Stored records:

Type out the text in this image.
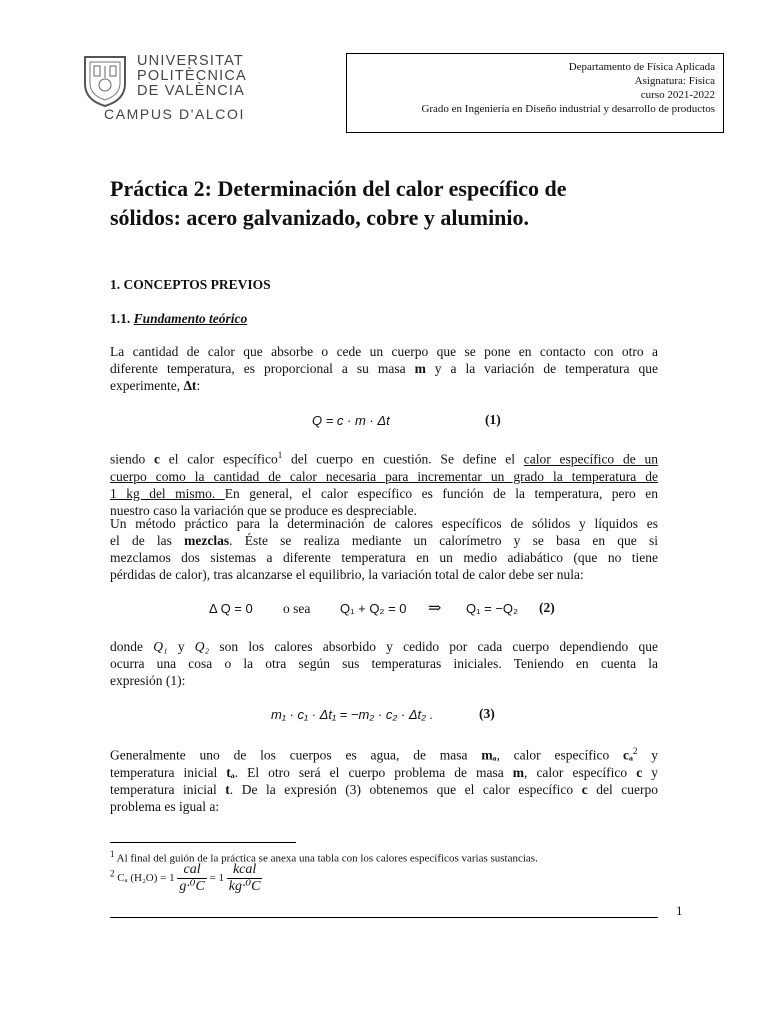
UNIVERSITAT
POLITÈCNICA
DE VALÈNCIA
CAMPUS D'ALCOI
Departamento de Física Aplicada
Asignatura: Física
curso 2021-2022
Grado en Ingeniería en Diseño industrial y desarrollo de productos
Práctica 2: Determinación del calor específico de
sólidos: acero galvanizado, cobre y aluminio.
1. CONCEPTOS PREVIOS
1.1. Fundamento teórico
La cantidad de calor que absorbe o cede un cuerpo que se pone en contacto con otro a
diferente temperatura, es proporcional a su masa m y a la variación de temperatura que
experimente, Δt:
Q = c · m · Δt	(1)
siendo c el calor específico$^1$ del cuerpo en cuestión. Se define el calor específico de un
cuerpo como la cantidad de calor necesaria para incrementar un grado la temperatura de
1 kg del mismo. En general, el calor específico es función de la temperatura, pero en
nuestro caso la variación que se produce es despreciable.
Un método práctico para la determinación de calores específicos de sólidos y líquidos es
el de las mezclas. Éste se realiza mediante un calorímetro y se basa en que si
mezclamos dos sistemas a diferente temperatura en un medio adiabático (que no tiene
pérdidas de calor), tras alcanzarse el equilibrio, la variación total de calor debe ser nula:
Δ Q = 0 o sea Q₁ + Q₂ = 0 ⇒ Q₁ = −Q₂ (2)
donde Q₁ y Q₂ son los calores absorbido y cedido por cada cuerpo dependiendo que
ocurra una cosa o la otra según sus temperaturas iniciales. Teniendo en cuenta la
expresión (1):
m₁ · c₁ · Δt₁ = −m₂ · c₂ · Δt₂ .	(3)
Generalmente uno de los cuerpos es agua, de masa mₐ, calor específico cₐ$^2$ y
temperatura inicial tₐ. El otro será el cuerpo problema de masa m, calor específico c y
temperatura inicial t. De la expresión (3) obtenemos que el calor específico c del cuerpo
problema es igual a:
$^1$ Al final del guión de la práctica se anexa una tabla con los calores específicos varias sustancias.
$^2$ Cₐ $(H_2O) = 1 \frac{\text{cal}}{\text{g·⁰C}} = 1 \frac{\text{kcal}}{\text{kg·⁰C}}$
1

...

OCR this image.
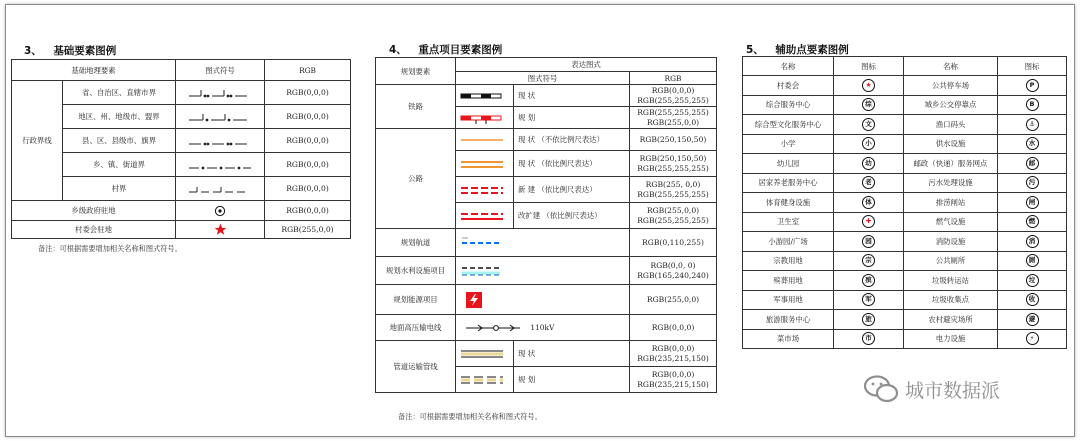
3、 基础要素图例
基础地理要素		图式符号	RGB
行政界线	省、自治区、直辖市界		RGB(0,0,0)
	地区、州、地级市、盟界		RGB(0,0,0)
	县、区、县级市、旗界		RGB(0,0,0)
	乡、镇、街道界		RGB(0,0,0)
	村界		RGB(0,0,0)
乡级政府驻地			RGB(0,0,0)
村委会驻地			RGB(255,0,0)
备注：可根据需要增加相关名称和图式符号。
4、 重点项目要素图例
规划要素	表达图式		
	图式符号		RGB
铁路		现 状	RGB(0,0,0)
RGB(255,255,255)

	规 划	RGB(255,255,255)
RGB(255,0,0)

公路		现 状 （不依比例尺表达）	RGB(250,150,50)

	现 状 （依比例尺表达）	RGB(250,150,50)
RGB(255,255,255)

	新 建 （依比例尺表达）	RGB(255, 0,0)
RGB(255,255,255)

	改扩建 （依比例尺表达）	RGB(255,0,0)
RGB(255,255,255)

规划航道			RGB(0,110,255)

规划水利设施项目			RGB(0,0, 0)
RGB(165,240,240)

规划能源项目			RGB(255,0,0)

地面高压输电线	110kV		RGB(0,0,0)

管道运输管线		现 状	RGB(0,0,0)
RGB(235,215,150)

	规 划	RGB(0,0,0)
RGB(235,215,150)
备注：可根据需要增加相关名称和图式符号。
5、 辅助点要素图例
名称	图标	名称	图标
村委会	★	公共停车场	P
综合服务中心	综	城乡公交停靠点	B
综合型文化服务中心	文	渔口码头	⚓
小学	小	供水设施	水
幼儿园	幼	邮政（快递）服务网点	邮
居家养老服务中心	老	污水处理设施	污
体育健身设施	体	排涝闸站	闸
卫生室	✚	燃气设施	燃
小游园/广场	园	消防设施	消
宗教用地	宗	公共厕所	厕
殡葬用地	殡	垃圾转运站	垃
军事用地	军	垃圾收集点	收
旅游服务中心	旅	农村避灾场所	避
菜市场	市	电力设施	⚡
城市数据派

--

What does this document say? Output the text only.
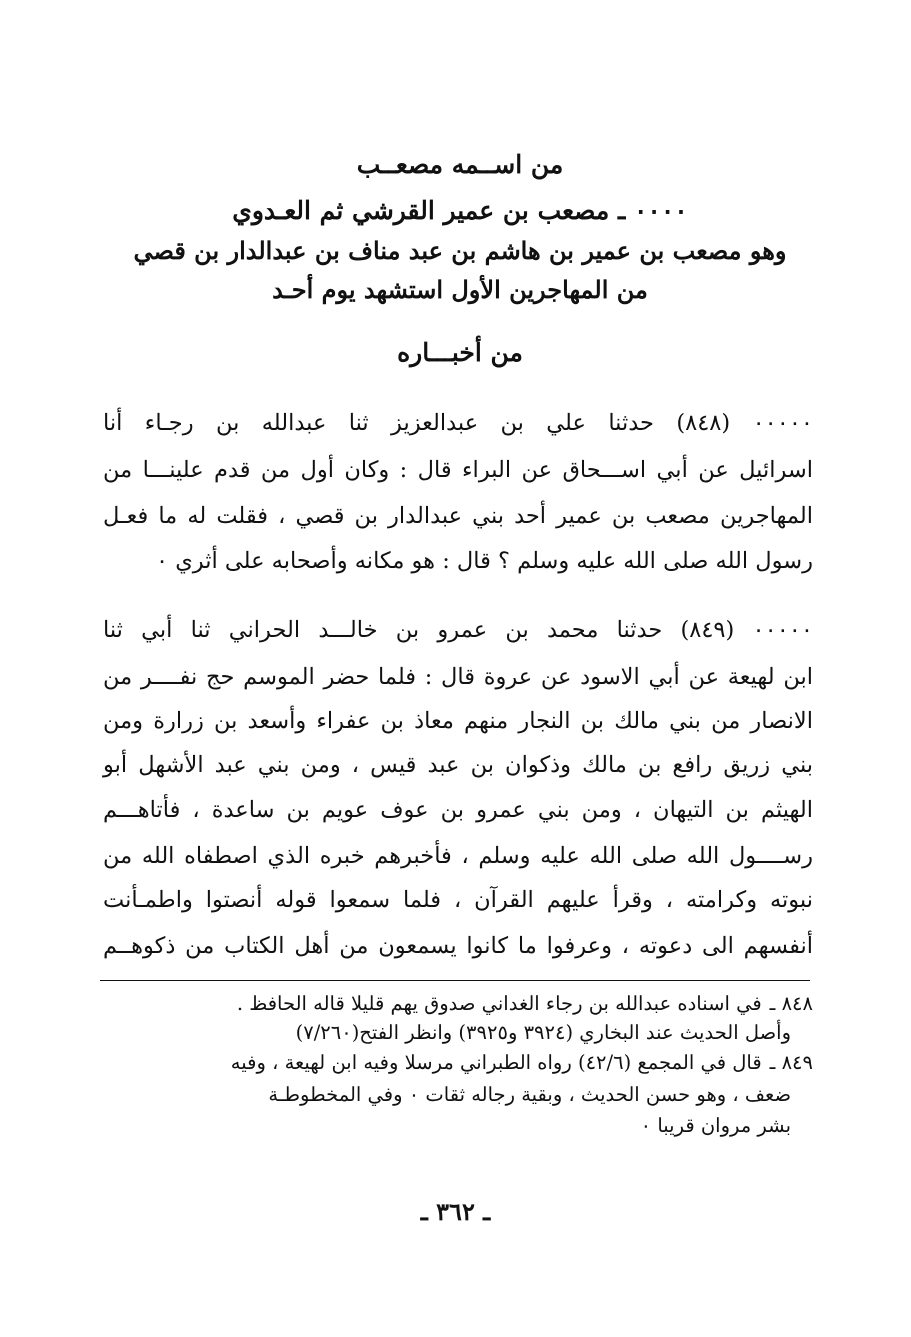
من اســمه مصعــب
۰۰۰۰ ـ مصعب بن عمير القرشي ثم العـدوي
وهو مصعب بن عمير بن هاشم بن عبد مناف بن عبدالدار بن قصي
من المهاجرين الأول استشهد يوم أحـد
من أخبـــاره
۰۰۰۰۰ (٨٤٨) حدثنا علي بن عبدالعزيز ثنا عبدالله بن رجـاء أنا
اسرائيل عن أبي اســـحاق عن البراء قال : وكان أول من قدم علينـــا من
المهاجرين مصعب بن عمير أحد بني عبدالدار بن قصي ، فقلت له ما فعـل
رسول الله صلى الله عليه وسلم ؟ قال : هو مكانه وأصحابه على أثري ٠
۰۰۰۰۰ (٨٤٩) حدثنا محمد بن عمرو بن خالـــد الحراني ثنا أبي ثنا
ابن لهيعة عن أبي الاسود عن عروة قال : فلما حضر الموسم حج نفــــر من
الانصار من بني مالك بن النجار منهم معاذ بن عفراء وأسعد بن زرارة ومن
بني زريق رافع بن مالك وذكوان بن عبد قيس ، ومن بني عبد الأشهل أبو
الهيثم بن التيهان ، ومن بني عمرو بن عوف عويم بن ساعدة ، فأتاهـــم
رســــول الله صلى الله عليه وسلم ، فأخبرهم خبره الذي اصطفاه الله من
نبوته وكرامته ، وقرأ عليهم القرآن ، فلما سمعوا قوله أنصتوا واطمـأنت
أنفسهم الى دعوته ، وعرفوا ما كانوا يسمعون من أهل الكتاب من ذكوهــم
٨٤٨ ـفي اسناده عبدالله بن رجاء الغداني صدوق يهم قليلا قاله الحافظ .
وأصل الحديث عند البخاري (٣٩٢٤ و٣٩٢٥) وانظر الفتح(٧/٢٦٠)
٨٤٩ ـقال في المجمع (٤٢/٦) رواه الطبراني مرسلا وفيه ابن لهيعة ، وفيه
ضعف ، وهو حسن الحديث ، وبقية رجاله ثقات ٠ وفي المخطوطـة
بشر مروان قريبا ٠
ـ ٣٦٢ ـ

Given task: Gather every line from the entries above where the word "عمرو" appears, and copy them.

Solved problem:
۰۰۰۰۰ (٨٤٩) حدثنا محمد بن عمرو بن خالـــد الحراني ثنا أبي ثنا
الهيثم بن التيهان ، ومن بني عمرو بن عوف عويم بن ساعدة ، فأتاهـــم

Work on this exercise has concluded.